┌─ 本文抜粋

なぜなら、日常生活での利き手(例えば、箸を持つ、字を書くなど)と、ギター演奏で最も効率的な手の役割分担は、必ずしも一致しない場合があるからです。
ギターの演奏は、弦を押さえて音程を変える「押弦(おうげん)」と、弦を弾いて音を出す「ピッキング」や「ストローク」という、全く性質の異なる二つの動作を両手で同時に行います。
一見すると、複雑に指を動かす押弦側の方が難しく、利き手を使うべきだと感じるかもしれません。しかし、多くの熟練ギタリストや指導者は、音楽の表現力を司るピッキング側にこそ、利き手を使うのが最も自然で有利だと考えています。
押弦とピッキングの役割分担
- 押弦する手(主に非利き手):正しいポジションを正確に、そして力強く押さえる役割。指の独立性や柔軟性が求められ、反復練習によって上達しやすいアスリート的な側面が強いです。
- ピッキングする手(主に利き手):リズムを刻み、音の強弱や音色といった音楽の表情(ニュアンス)を生み出す司令塔。繊細な感覚と表現力が求められ、利き手の器用さが活きるアーティスト的な側面が強いと考えられています。
このため、ギターにおける利き手は「ピッキングをどちらの手で行うとしっくりくるか」で見分けるのが一般的です。では、具体的にどうやって見分ければよいのでしょうか。いくつかのステップで自己診断してみましょう。
ステップ1:まずはエアーギターで試してみる
何も持たずに、好きな音楽に合わせてギターを弾く真似をしてみてください。このとき、無意識にどちらの手で弦を弾き、どちらの手でネックを握っているかを確認します。多くの場合、自然とピッキングする動作をしているのがあなたの利き手側です。これは、理屈で考える前の、最も直感的な反応と言えるでしょう。
ステップ2:代用品で構えてみる
次に、ほうきやテニスラケット、あるいは長めのクッションなどをギターに見立てて、実際に構えてみます。まずは右利きスタイル(左手で先端を握り、右手で弾く)、次に左利きスタイル(右手で先端を握り、左手で弾く)を試してください。
どちらの構えがより安定するか、体にフィットするか、腕が疲れにくいかなどを比較します。この時点で、どちらかに明らかな違和感を覚えることが多いはずです。
ステップ3:実際に楽器に触れてみる
最も確実なのは、楽器店で実際にギターを持たせてもらうことです。可能であれば、店員さんに事情を話して、右利き用と左利き用の両方を構えさせてもらいましょう。コードを押さえる必要はありません。
まずは開放弦を「ジャラーン」と鳴らしてみるだけで十分です。このとき、ピッキングする腕の振りやすさや、リズムの取りやすさに意識を集中させてみてください。
「クロスドミナンス(交差利き)」の可能性も
中には、字を書くのは右手だが、ボールを投げるのは左手といったように、動作によって利き手が異なる「クロスドミナンス(交差利き)」の方もいます。ギター演奏は、指先の緻密な動きと腕全体のダイナミックな動きが組み合わさっているため、こうした方は特に迷いやすいかもしれません。だからこそ、日常生活の動作に固執せず、実際にギターを構えた際の「フィーリング」を何よりも大切にすることが、後悔しない選択につながります。

└─
┌─ 保存された行

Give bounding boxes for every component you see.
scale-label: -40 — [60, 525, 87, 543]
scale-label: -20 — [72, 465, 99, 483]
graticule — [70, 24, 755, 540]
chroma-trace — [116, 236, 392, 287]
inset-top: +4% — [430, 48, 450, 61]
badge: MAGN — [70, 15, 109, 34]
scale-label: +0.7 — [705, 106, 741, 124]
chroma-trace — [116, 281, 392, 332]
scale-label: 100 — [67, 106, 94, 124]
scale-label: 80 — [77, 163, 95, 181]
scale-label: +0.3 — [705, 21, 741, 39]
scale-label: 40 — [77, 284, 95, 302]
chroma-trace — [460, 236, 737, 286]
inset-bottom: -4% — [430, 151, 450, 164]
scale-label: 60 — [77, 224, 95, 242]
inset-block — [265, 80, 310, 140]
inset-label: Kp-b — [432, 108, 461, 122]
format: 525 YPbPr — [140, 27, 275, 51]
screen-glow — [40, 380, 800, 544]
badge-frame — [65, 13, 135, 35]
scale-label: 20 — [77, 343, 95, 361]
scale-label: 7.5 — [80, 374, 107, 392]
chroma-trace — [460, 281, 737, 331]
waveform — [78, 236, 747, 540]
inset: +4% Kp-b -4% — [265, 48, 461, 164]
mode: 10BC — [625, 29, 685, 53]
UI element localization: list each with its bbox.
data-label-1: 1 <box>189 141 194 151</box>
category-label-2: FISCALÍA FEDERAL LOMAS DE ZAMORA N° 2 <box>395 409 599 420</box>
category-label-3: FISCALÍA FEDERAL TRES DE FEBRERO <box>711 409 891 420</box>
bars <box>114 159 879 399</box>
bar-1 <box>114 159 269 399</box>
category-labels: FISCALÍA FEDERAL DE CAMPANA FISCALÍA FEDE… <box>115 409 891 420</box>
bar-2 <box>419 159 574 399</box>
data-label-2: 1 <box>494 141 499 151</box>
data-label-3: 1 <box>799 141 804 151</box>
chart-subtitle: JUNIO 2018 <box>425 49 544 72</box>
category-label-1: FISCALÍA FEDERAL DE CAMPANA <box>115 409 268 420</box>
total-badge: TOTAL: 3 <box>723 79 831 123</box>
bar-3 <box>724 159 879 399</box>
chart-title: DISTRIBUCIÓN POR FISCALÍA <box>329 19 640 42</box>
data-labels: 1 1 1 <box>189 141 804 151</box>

└─

## [課題 A]
ギターの利き手に関する文章によると、ピッキングする側に利き手を使うのが有利とされるのはなぜですか。一文から三文で説明してください。
## [課題 B]
ギターの利き手に関する文章のうち、「ギターの演奏は、弦を押さえて」を含む語句で始まり「面が強いと考えられています。」で終わる部分を、一字一句変えずに書き写してください。
この課題を解くのに、行を参照する必要はありません。

## [回答 A]
ピッキングする手は、リズムを刻み、音の強弱や音色といった音楽の表情を生み出す司令塔の役割を担うからです。この役割には繊細な感覚と表現力が求められるため、利き手の器用さが活きると考えられています。

## [回答 B]
ギターの演奏は、弦を押さえて音程を変える「押弦(おうげん)」と、弦を弾いて音を出す「ピッキング」や「ストローク」という、全く性質の異なる二つの動作を両手で同時に行います。
一見すると、複雑に指を動かす押弦側の方が難しく、利き手を使うべきだと感じるかもしれません。しかし、多くの熟練ギタリストや指導者は、音楽の表現力を司るピッキング側にこそ、利き手を使うのが最も自然で有利だと考えています。
押弦とピッキングの役割分担
- 押弦する手(主に非利き手):正しいポジションを正確に、そして力強く押さえる役割。指の独立性や柔軟性が求められ、反復練習によって上達しやすいアスリート的な側面が強いです。
- ピッキングする手(主に利き手):リズムを刻み、音の強弱や音色といった音楽の表情(ニュアンス)を生み出す司令塔。繊細な感覚と表現力が求められ、利き手の器用さが活きるアーティスト的な側面が強いと考えられています。